WHAT IS NEEDED - Each line containing the word "Subdomain" should be found and copied.

══ EXCERPTED RECORDS

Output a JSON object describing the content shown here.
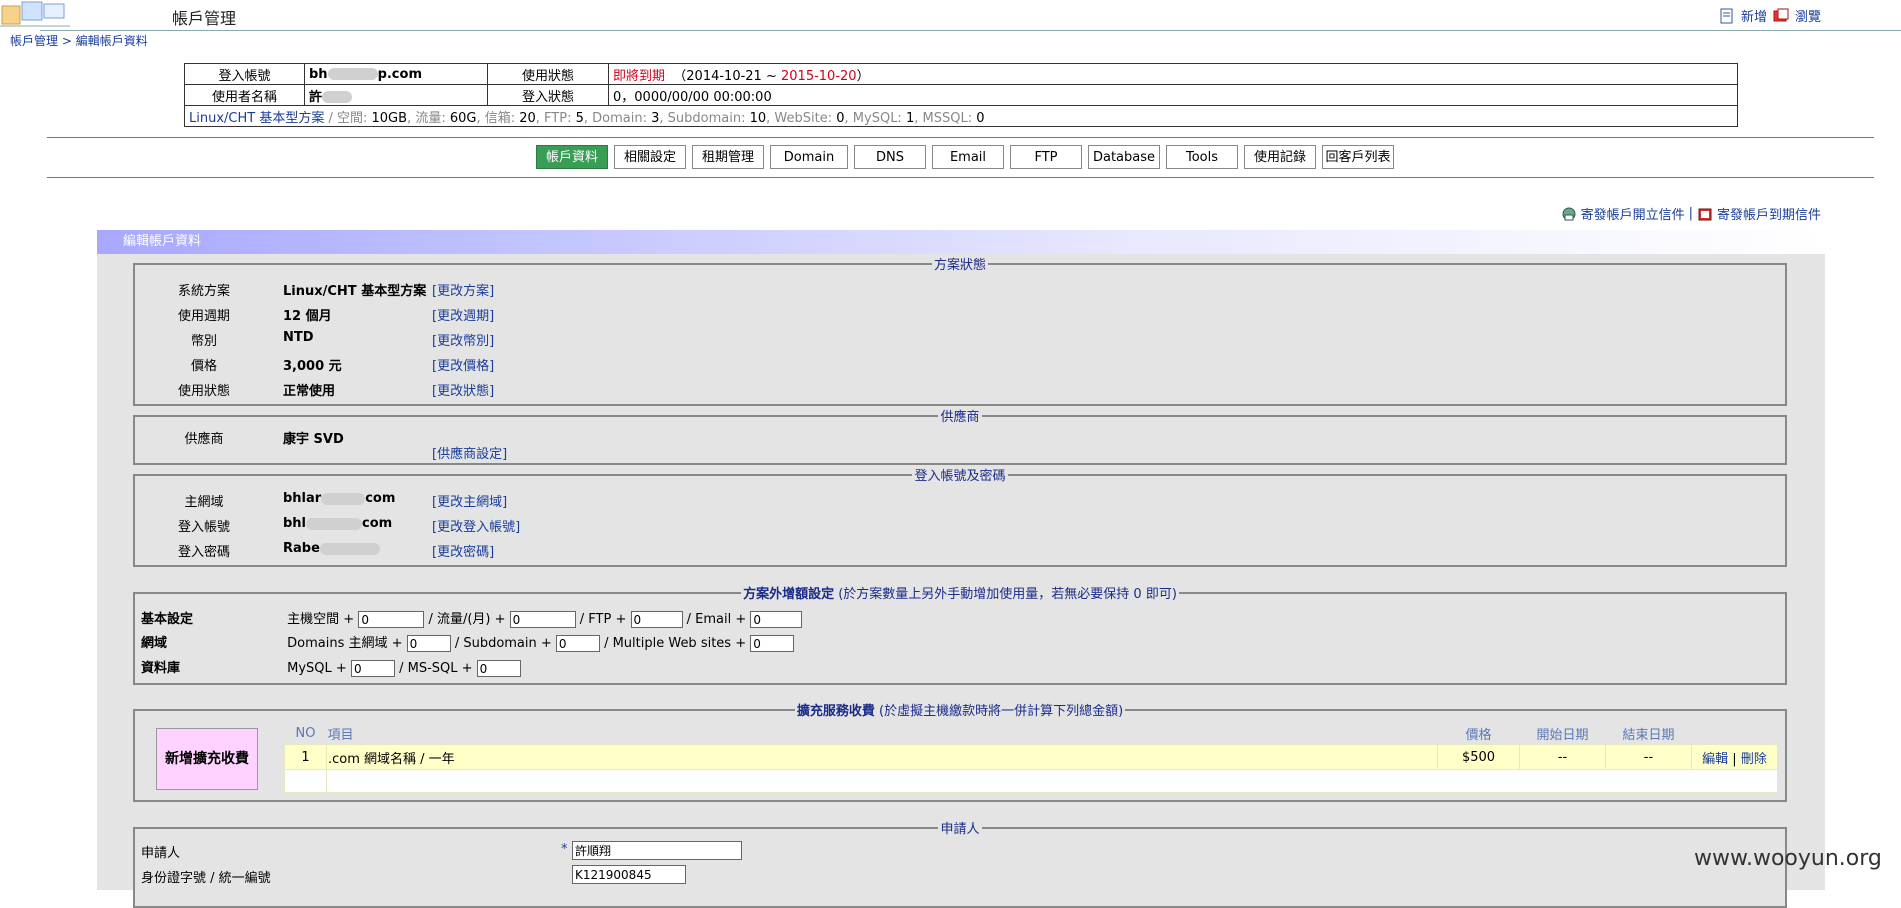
{
  "header": {
    "title": "帳戶管理",
    "add_label": "新增",
    "browse_label": "瀏覽"
  },
  "breadcrumb": {
    "root": "帳戶管理",
    "sep": " > ",
    "current": "編輯帳戶資料"
  },
  "info": {
    "login_label": "登入帳號",
    "login_value": "bh",
    "login_value_end": "p.com",
    "status_label": "使用狀態",
    "status_value": "即將到期",
    "status_range_start": "（2014-10-21 ~ ",
    "status_range_end": "2015-10-20",
    "status_range_close": "）",
    "user_label": "使用者名稱",
    "user_value": "許",
    "login_state_label": "登入狀態",
    "login_state_value": "0，0000/00/00 00:00:00",
    "plan_link": "Linux/CHT 基本型方案",
    "plan_space_label": " / 空間: ",
    "plan_space": "10GB",
    "plan_flow_label": ", 流量: ",
    "plan_flow": "60G",
    "plan_mail_label": ", 信箱: ",
    "plan_mail": "20",
    "plan_ftp_label": ", FTP: ",
    "plan_ftp": "5",
    "plan_domain_label": ", Domain: ",
    "plan_domain": "3",
    "plan_sub_label": ", Subdomain: ",
    "plan_sub": "10",
    "plan_web_label": ", WebSite: ",
    "plan_web": "0",
    "plan_mysql_label": ", MySQL: ",
    "plan_mysql": "1",
    "plan_mssql_label": ", MSSQL: ",
    "plan_mssql": "0"
  },
  "tabs": [
    "帳戶資料",
    "相關設定",
    "租期管理",
    "Domain",
    "DNS",
    "Email",
    "FTP",
    "Database",
    "Tools",
    "使用記錄",
    "回客戶列表"
  ],
  "mail_links": {
    "open_letter": "寄發帳戶開立信件",
    "sep": "|",
    "expire_letter": "寄發帳戶到期信件"
  },
  "panel_title": "編輯帳戶資料",
  "plan_status": {
    "legend": "方案狀態",
    "rows": [
      {
        "label": "系統方案",
        "value": "Linux/CHT 基本型方案",
        "action": "[更改方案]"
      },
      {
        "label": "使用週期",
        "value": "12 個月",
        "action": "[更改週期]"
      },
      {
        "label": "幣別",
        "value": "NTD",
        "action": "[更改幣別]"
      },
      {
        "label": "價格",
        "value": "3,000 元",
        "action": "[更改價格]"
      },
      {
        "label": "使用狀態",
        "value": "正常使用",
        "action": "[更改狀態]"
      }
    ]
  },
  "supplier": {
    "legend": "供應商",
    "label": "供應商",
    "value": "康宇 SVD",
    "action": "[供應商設定]"
  },
  "credentials": {
    "legend": "登入帳號及密碼",
    "rows": [
      {
        "label": "主網域",
        "value": "bhlar",
        "value_end": "com",
        "action": "[更改主網域]"
      },
      {
        "label": "登入帳號",
        "value": "bhl",
        "value_end": "com",
        "action": "[更改登入帳號]"
      },
      {
        "label": "登入密碼",
        "value": "Rabe",
        "value_end": "",
        "action": "[更改密碼]"
      }
    ]
  },
  "extra": {
    "legend_bold": "方案外增額設定",
    "legend_note": " (於方案數量上另外手動增加使用量，若無必要保持 0 即可)",
    "basic_label": "基本設定",
    "basic_space": "主機空間 +",
    "basic_flow": "/ 流量/(月) +",
    "basic_ftp": "/ FTP +",
    "basic_email": "/ Email +",
    "domain_label": "網域",
    "domain_main": "Domains 主網域 +",
    "domain_sub": "/ Subdomain +",
    "domain_web": "/ Multiple Web sites +",
    "db_label": "資料庫",
    "db_mysql": "MySQL +",
    "db_mssql": "/ MS-SQL +",
    "zero": "0"
  },
  "services": {
    "legend_bold": "擴充服務收費",
    "legend_note": " (於虛擬主機繳款時將一併計算下列總金額)",
    "add_button": "新增擴充收費",
    "col_no": "NO",
    "col_item": "項目",
    "col_price": "價格",
    "col_start": "開始日期",
    "col_end": "結束日期",
    "row_no": "1",
    "row_item": ".com 網域名稱 / 一年",
    "row_price": "$500",
    "row_start": "--",
    "row_end": "--",
    "row_edit": "編輯",
    "row_sep": " | ",
    "row_delete": "刪除"
  },
  "applicant": {
    "legend": "申請人",
    "name_label": "申請人",
    "required_mark": "*",
    "name_value": "許順翔",
    "id_label": "身份證字號 / 統一編號",
    "id_value": "K121900845"
  },
  "watermark": "www.wooyun.org"
}
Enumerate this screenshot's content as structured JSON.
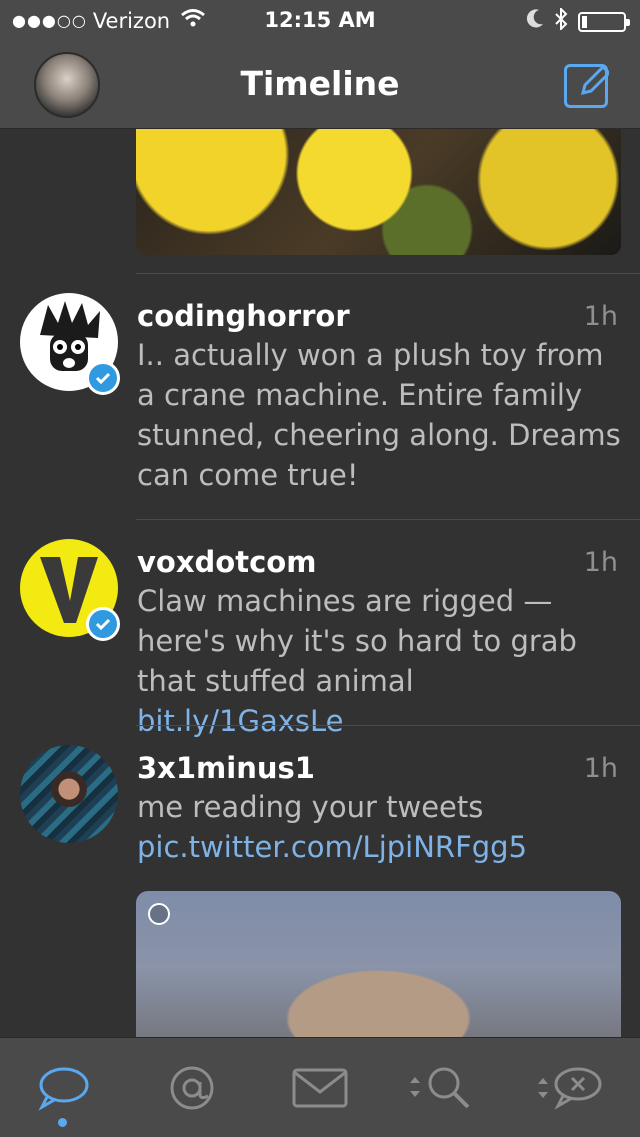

════

RESULT OF THIS TASK -
    "plan_sub_label": ", Subdomain: ",
    "domain_sub": "/ Subdomain +",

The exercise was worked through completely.